AUFGABEN:
1. In wie vielen der im Winter eingegangenen Bienenvölker wurde das Bakterium laut dem Textauszug über Ss1 nachgewiesen?
2. Geben Sie den Inhalt des Textauszugs über das Bakterium Ss1 in zwei Sätzen wieder.
3. Führen Sie den Textauszug über das Bakterium Ss1 bei Honigbienen im Anschluss an seinen letzten Satz fort.

TEXTAUSZUG:
^^^^^^^^^^^^^^^^
Die bakterielle Infektion mit Ss1 wurde bei lebenden Arbeiterinnen und Drohnen nachgewiesen, die sich abseits und unbeweglich von aktiven Bienen im Stock aufhielten. Das Bakterium konnte auch in 24 von 33 im Winter eingegangenen Bienenvölkern nachgewiesen werden. Ebenso wurde es in einer Lieferung Paketbienen und aufsitzender Varroa-Milben nachgewiesen - Bienen, die von außerhalb des Untersuchungsgebietes der Studie stammten.

Insgesamt wurden 3.219 Honigbienen und 1.259 Varroa-Milben für Analysen zwischen Dezember 2014 und September 2016 von 91 Bienenstöcken im westlichen zentralen Wisconsin und im östlichen Minnesota der USA gesammelt.

Trotz der offensichtlichen Infektion durch Ss1 konnte nicht beobachtet werden, dass infizierte Bienen durch andere Arbeiterinnen im Volk quasi gewaltsam aus dem Stock gedrängt wurden.
Die Ss1-Konzentrationen bei Drohnen war deutlich höher als bei Arbeiterinnen. Zusätzliche Gene von Ss1 können das Bakterium dazu befähigen, zwischen der Honigbiene und V. destructor als Zwischenwirte zu wechseln.

Beobachtungen legen zudem nahe, dass Ss1 für die Milben selbst nicht gefährlich ist, das Bakterium aber von Biene zu Biene übertragen wird. Die Wissenschaftler nehmen an, dass das Bakterium während der Fütterung zwischen den Bienen übertragen wird.
Vieles deutet darauf hin, dass eine Infektion der Honigbienen-Hämolymphe durch Ss1 einen Teil der Wirtsabwehrmechanismen unterdrückt. Dies kann die Fähigkeit von infizierten Bienen beeinträchtigen, die Ausdehnung des Bakteriums in der Hämolymphe zu begrenzen.

Die Wissenschaftler folgern aufgrund ihrer Beobachtungen zudem, dass die Anzahl der mit Ss1 infizierten Bienen innerhalb einer Kolonie von mehreren Variablen abhängt. Die ermittelten Daten deuten auf die Möglichkeit hin, dass Ss1 zwischen Honigbienen durch Varroa-Milben übertragen wird. Daher ist anzunehmen, dass saisonale Veränderungen der Bienenaktivität und die Häufigkeit von V. destructor im Bienenstock im Verhältnis zur Gesamtzahl der Honigbienen ausschlaggebend sind. Darüber hinaus sind Faktoren wie etwa die Aktivität der Königin, der Ernährungszustand und die genetische Abstammung der Honigbienen denkbar.
^^^^^^^^^^^^^^^^
BEREITGESTELLTE ZEILEN:
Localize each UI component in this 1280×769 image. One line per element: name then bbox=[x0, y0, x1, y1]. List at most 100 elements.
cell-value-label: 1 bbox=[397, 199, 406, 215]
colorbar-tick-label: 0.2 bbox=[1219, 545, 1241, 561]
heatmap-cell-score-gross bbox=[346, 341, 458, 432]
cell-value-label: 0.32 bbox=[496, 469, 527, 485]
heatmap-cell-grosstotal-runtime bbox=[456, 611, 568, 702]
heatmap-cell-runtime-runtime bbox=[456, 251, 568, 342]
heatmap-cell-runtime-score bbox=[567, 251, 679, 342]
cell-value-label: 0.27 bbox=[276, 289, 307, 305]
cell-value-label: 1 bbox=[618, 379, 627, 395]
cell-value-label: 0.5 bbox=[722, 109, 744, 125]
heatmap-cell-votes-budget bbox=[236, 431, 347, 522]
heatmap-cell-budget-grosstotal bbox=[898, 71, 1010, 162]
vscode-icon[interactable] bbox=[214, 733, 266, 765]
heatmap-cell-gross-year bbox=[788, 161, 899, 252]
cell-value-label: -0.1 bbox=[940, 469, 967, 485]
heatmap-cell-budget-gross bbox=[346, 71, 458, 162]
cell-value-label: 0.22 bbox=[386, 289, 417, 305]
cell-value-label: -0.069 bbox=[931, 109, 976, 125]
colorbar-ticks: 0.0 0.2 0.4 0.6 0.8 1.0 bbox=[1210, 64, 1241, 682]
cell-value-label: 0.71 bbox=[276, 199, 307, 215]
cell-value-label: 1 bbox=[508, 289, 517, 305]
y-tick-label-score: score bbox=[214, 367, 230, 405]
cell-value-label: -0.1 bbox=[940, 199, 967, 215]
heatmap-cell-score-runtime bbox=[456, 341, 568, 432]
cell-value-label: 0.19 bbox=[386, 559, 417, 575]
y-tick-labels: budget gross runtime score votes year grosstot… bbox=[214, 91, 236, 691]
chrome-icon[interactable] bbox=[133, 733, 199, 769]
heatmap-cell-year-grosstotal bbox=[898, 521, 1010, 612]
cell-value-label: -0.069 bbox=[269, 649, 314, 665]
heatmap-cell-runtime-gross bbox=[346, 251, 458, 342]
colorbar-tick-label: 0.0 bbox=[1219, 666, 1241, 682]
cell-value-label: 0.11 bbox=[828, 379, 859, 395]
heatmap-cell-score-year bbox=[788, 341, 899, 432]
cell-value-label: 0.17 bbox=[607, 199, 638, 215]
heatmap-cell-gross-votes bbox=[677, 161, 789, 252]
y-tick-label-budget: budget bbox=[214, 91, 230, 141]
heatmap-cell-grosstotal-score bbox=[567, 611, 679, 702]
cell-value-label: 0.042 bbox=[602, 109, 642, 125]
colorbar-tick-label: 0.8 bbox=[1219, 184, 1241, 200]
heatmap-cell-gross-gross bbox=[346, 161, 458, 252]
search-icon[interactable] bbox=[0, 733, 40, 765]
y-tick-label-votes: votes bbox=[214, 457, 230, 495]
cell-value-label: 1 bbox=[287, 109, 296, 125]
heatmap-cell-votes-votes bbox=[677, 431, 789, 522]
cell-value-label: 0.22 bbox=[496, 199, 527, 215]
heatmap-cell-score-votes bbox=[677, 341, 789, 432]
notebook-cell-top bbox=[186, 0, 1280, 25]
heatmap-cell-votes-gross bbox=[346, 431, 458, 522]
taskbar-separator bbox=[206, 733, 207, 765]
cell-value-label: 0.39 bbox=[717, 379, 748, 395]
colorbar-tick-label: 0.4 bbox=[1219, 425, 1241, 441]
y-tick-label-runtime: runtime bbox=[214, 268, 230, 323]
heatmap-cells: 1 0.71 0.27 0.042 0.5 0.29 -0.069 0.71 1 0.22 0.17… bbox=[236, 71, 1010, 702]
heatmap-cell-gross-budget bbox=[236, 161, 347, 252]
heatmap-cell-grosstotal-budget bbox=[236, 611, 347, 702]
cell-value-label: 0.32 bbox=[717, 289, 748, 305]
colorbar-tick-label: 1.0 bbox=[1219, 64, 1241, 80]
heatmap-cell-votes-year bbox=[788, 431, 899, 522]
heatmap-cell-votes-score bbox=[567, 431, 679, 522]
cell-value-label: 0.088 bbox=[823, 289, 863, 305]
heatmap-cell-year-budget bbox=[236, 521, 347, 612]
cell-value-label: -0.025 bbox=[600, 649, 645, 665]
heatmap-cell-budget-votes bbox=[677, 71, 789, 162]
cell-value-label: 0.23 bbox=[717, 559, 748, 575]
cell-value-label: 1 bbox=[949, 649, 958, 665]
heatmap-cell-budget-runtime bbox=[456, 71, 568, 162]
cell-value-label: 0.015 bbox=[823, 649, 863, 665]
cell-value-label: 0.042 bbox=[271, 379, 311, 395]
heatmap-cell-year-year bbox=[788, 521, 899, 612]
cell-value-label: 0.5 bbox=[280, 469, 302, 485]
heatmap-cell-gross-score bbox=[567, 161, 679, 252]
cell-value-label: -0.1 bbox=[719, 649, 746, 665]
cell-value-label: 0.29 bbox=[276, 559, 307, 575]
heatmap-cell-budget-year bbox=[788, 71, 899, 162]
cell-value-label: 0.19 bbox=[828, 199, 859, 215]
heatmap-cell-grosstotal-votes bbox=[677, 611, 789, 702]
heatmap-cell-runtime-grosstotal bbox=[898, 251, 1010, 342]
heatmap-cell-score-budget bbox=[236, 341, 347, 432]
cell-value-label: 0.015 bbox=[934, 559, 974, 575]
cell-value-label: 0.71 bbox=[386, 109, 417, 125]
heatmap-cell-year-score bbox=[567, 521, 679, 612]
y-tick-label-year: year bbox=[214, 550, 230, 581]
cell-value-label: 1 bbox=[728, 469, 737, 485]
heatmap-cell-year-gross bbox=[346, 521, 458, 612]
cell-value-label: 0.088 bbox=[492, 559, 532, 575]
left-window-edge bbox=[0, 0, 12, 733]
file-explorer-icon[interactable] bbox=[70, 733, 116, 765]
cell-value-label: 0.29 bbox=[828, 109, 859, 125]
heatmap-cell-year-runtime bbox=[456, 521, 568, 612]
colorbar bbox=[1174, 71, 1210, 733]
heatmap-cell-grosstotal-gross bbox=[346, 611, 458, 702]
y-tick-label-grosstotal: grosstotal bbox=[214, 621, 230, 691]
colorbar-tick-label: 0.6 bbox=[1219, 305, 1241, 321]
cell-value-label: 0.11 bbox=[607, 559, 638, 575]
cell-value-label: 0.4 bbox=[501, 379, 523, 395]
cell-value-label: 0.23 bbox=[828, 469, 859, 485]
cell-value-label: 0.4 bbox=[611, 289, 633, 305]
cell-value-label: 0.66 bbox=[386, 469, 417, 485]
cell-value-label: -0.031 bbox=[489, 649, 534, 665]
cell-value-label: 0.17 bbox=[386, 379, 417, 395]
^^^^^^^^^^^^^^^^
ANTWORTEN IN REIHENFOLGE:
1. In 24 von 33 im Winter eingegangenen Bienenvölkern.

2. Ss1 wurde bei abseits sitzenden, unbeweglichen Arbeiterinnen und Drohnen, in 24 von 33 im Winter eingegangenen Völkern sowie in Paketbienen und Varroa-Milben nachgewiesen, wobei die Konzentrationen bei Drohnen deutlich höher lagen. Den Wissenschaftlern zufolge wird das Bakterium wohl von Biene zu Biene, möglicherweise auch über Varroa-Milben, übertragen, unterdrückt vermutlich einen Teil der Wirtsabwehr, und die Zahl infizierter Bienen in einem Volk hängt von mehreren Variablen ab.

3.
Die Übertragungsrate von Ss1 innerhalb eines Bienenstocks kann besonders hoch sein, wenn die Zahl der Milben vor dem Einsetzen des Winters Höchstwerte erreicht. Ein erhöhter Bienenverlust aufgrund von Ss1 im Herbst könnte daher die kritische Anzahl der Bienen im Volk erreichen, die zur Aufrechterhaltung der Thermoregulation im Bienenvolk erforderlich ist und die Anzahl der notwendigen Honigbienen, die im Frühjahr zur Brutaufzucht benötigt wird.

Der Nachweis von Ss1 ging mit mehreren Symptomen unterschiedlicher Bienenkrankheiten einher, etwa Infektionen bei Arbeiterinnen und Drohnen und einer verminderten Zahl zirkulierender Hämocyten bei infizierten Arbeiterinnen. Allerdings haben Völker, bei denen Ss1 nachgewiesen wurde, durchaus auch länger als ein Jahr durchgehalten. Die Krankheit trat nicht auf, sondern wurde im Volk verdeckt.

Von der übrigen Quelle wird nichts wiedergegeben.